-- Task to complete --
Extract everything from the first of the rows below down through the row containing "performance-1year: -10,0 %", copying each one exactly, with both ends included.

-- Materials provided --

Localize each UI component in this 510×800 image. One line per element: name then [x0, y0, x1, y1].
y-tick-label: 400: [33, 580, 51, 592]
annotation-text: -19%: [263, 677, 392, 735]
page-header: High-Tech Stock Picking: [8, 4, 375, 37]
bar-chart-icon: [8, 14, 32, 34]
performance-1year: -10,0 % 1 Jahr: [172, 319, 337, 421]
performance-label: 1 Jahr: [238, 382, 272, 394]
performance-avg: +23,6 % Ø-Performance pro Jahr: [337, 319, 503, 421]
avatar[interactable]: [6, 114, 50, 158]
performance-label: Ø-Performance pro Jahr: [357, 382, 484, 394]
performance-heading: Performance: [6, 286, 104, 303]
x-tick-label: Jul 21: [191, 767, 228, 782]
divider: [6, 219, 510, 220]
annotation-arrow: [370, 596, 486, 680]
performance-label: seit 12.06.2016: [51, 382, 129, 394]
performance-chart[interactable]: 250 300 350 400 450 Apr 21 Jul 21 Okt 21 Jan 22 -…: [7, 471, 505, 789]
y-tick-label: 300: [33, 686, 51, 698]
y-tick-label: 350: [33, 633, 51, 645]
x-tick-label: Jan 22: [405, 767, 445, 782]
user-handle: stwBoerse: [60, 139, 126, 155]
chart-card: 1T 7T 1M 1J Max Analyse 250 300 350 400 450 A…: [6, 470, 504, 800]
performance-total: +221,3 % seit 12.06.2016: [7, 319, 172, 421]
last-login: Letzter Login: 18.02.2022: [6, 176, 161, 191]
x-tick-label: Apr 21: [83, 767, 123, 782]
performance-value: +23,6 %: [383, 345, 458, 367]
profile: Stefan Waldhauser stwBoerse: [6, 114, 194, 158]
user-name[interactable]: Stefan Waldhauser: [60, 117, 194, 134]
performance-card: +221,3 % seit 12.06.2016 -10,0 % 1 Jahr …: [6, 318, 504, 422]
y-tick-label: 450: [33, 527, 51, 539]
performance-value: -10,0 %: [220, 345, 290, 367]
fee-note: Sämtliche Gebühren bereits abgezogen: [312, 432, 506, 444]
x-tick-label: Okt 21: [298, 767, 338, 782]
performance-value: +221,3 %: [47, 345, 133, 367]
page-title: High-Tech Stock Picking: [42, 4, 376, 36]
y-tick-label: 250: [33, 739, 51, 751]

-- The completed task --
Localize each UI component in this 510×800 image. One line per element: name then [x0, y0, x1, y1].
y-tick-label: 400: [33, 580, 51, 592]
annotation-text: -19%: [263, 677, 392, 735]
page-header: High-Tech Stock Picking: [8, 4, 375, 37]
bar-chart-icon: [8, 14, 32, 34]
performance-1year: -10,0 % 1 Jahr: [172, 319, 337, 421]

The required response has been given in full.